> [Task details] Exactly as they appear, output all of the entries.

> [Records provided]
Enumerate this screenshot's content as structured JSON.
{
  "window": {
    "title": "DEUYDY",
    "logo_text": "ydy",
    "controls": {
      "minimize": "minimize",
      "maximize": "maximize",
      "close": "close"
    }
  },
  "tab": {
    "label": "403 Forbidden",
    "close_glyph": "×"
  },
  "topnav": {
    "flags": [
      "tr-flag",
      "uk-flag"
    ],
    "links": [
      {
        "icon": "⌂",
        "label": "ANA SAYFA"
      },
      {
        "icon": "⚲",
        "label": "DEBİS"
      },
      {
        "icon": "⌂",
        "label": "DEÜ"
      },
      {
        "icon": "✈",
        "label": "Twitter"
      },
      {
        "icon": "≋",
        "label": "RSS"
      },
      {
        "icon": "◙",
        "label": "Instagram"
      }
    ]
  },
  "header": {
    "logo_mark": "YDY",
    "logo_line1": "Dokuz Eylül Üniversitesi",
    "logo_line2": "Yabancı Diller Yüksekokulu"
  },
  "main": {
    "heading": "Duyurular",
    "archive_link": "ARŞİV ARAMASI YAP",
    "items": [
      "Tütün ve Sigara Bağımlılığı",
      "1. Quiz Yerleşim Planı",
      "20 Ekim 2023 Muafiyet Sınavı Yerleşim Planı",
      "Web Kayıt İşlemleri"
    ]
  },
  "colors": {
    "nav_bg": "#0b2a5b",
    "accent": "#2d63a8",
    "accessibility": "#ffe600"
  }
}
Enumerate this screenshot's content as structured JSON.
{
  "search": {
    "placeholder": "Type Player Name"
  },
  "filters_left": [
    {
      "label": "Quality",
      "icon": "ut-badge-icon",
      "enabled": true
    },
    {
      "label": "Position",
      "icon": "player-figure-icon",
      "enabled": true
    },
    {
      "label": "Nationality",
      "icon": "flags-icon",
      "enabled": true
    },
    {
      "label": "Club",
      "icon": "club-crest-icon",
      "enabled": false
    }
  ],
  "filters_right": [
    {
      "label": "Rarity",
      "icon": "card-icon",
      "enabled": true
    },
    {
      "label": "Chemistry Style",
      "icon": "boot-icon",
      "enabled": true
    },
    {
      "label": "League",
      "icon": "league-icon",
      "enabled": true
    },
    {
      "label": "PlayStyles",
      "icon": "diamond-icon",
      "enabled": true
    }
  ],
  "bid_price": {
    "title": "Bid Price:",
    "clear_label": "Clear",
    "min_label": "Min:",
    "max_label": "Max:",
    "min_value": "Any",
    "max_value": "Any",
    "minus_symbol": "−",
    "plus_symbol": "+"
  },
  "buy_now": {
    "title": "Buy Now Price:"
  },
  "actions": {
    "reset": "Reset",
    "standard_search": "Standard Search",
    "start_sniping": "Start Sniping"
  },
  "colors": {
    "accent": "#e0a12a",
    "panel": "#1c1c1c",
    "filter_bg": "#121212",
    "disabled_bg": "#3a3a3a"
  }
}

> [Complete answer]
Enumerate this screenshot's content as structured JSON.
{
  "window": {
    "title": "DEUYDY",
    "logo_text": "ydy",
    "controls": {
      "minimize": "minimize",
      "maximize": "maximize",
      "close": "close"
    }
  },
  "tab": {
    "label": "403 Forbidden",
    "close_glyph": "×"
  },
  "topnav": {
    "flags": [
      "tr-flag",
      "uk-flag"
    ],
    "links": [
      {
        "icon": "⌂",
        "label": "ANA SAYFA"
      },
      {
        "icon": "⚲",
        "label": "DEBİS"
      },
      {
        "icon": "⌂",
        "label": "DEÜ"
      },
      {
        "icon": "✈",
        "label": "Twitter"
      },
      {
        "icon": "≋",
        "label": "RSS"
      },
      {
        "icon": "◙",
        "label": "Instagram"
      }
    ]
  },
  "header": {
    "logo_mark": "YDY",
    "logo_line1": "Dokuz Eylül Üniversitesi",
    "logo_line2": "Yabancı Diller Yüksekokulu"
  },
  "main": {
    "heading": "Duyurular",
    "archive_link": "ARŞİV ARAMASI YAP",
    "items": [
      "Tütün ve Sigara Bağımlılığı",
      "1. Quiz Yerleşim Planı",
      "20 Ekim 2023 Muafiyet Sınavı Yerleşim Planı",
      "Web Kayıt İşlemleri"
    ]
  },
  "colors": {
    "nav_bg": "#0b2a5b",
    "accent": "#2d63a8",
    "accessibility": "#ffe600"
  }
}
Enumerate this screenshot's content as structured JSON.
{
  "search": {
    "placeholder": "Type Player Name"
  },
  "filters_left": [
    {
      "label": "Quality",
      "icon": "ut-badge-icon",
      "enabled": true
    },
    {
      "label": "Position",
      "icon": "player-figure-icon",
      "enabled": true
    },
    {
      "label": "Nationality",
      "icon": "flags-icon",
      "enabled": true
    },
    {
      "label": "Club",
      "icon": "club-crest-icon",
      "enabled": false
    }
  ],
  "filters_right": [
    {
      "label": "Rarity",
      "icon": "card-icon",
      "enabled": true
    },
    {
      "label": "Chemistry Style",
      "icon": "boot-icon",
      "enabled": true
    },
    {
      "label": "League",
      "icon": "league-icon",
      "enabled": true
    },
    {
      "label": "PlayStyles",
      "icon": "diamond-icon",
      "enabled": true
    }
  ],
  "bid_price": {
    "title": "Bid Price:",
    "clear_label": "Clear",
    "min_label": "Min:",
    "max_label": "Max:",
    "min_value": "Any",
    "max_value": "Any",
    "minus_symbol": "−",
    "plus_symbol": "+"
  },
  "buy_now": {
    "title": "Buy Now Price:"
  },
  "actions": {
    "reset": "Reset",
    "standard_search": "Standard Search",
    "start_sniping": "Start Sniping"
  },
  "colors": {
    "accent": "#e0a12a",
    "panel": "#1c1c1c",
    "filter_bg": "#121212",
    "disabled_bg": "#3a3a3a"
  }
}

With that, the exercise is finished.